PROVIDED RECORDS:
>> start
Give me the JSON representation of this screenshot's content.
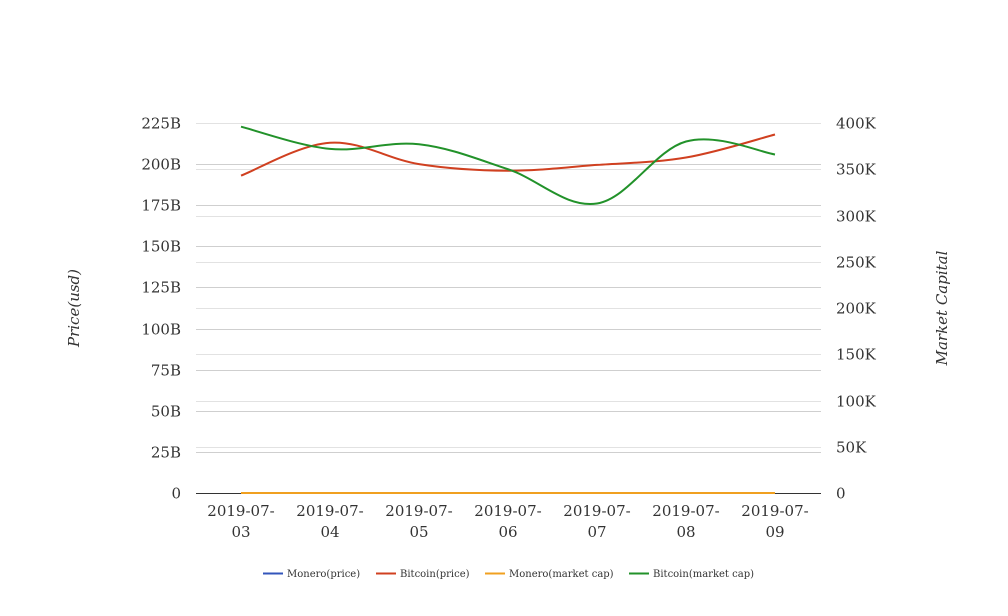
{
  "chart_data": {
    "type": "line",
    "categories": [
      "2019-07-03",
      "2019-07-04",
      "2019-07-05",
      "2019-07-06",
      "2019-07-07",
      "2019-07-08",
      "2019-07-09"
    ],
    "y_left": {
      "label": "Price(usd)",
      "min": 0,
      "max": 225000000000,
      "ticks": [
        0,
        25000000000,
        50000000000,
        75000000000,
        100000000000,
        125000000000,
        150000000000,
        175000000000,
        200000000000,
        225000000000
      ],
      "tick_labels": [
        "0",
        "25B",
        "50B",
        "75B",
        "100B",
        "125B",
        "150B",
        "175B",
        "200B",
        "225B"
      ]
    },
    "y_right": {
      "label": "Market Capital",
      "min": 0,
      "max": 400000,
      "ticks": [
        0,
        50000,
        100000,
        150000,
        200000,
        250000,
        300000,
        350000,
        400000
      ],
      "tick_labels": [
        "0",
        "50K",
        "100K",
        "150K",
        "200K",
        "250K",
        "300K",
        "350K",
        "400K"
      ]
    },
    "x_tick_lines": [
      [
        "2019-07-",
        "03"
      ],
      [
        "2019-07-",
        "04"
      ],
      [
        "2019-07-",
        "05"
      ],
      [
        "2019-07-",
        "06"
      ],
      [
        "2019-07-",
        "07"
      ],
      [
        "2019-07-",
        "08"
      ],
      [
        "2019-07-",
        "09"
      ]
    ],
    "grid": true,
    "legend_position": "bottom",
    "series": [
      {
        "name": "Monero(price)",
        "axis": "left",
        "color": "#3355bb",
        "values": [
          0,
          0,
          0,
          0,
          0,
          0,
          0
        ]
      },
      {
        "name": "Bitcoin(price)",
        "axis": "left",
        "color": "#d04020",
        "values": [
          193000000000,
          213000000000,
          200000000000,
          196000000000,
          199500000000,
          204000000000,
          218000000000
        ]
      },
      {
        "name": "Monero(market cap)",
        "axis": "right",
        "color": "#f0a020",
        "values": [
          0,
          0,
          0,
          0,
          0,
          0,
          0
        ]
      },
      {
        "name": "Bitcoin(market cap)",
        "axis": "right",
        "color": "#22922a",
        "values": [
          396000,
          372000,
          377000,
          350000,
          313000,
          380000,
          366000
        ]
      }
    ]
  }
}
>> end
YOUR INSTRUCTIONS: Reproduce the full listing above verbatim, with no pictures included.

WRITTEN SOLUTION:
Give me the JSON representation of this screenshot's content.
{
  "chart_data": {
    "type": "line",
    "categories": [
      "2019-07-03",
      "2019-07-04",
      "2019-07-05",
      "2019-07-06",
      "2019-07-07",
      "2019-07-08",
      "2019-07-09"
    ],
    "y_left": {
      "label": "Price(usd)",
      "min": 0,
      "max": 225000000000,
      "ticks": [
        0,
        25000000000,
        50000000000,
        75000000000,
        100000000000,
        125000000000,
        150000000000,
        175000000000,
        200000000000,
        225000000000
      ],
      "tick_labels": [
        "0",
        "25B",
        "50B",
        "75B",
        "100B",
        "125B",
        "150B",
        "175B",
        "200B",
        "225B"
      ]
    },
    "y_right": {
      "label": "Market Capital",
      "min": 0,
      "max": 400000,
      "ticks": [
        0,
        50000,
        100000,
        150000,
        200000,
        250000,
        300000,
        350000,
        400000
      ],
      "tick_labels": [
        "0",
        "50K",
        "100K",
        "150K",
        "200K",
        "250K",
        "300K",
        "350K",
        "400K"
      ]
    },
    "x_tick_lines": [
      [
        "2019-07-",
        "03"
      ],
      [
        "2019-07-",
        "04"
      ],
      [
        "2019-07-",
        "05"
      ],
      [
        "2019-07-",
        "06"
      ],
      [
        "2019-07-",
        "07"
      ],
      [
        "2019-07-",
        "08"
      ],
      [
        "2019-07-",
        "09"
      ]
    ],
    "grid": true,
    "legend_position": "bottom",
    "series": [
      {
        "name": "Monero(price)",
        "axis": "left",
        "color": "#3355bb",
        "values": [
          0,
          0,
          0,
          0,
          0,
          0,
          0
        ]
      },
      {
        "name": "Bitcoin(price)",
        "axis": "left",
        "color": "#d04020",
        "values": [
          193000000000,
          213000000000,
          200000000000,
          196000000000,
          199500000000,
          204000000000,
          218000000000
        ]
      },
      {
        "name": "Monero(market cap)",
        "axis": "right",
        "color": "#f0a020",
        "values": [
          0,
          0,
          0,
          0,
          0,
          0,
          0
        ]
      },
      {
        "name": "Bitcoin(market cap)",
        "axis": "right",
        "color": "#22922a",
        "values": [
          396000,
          372000,
          377000,
          350000,
          313000,
          380000,
          366000
        ]
      }
    ]
  }
}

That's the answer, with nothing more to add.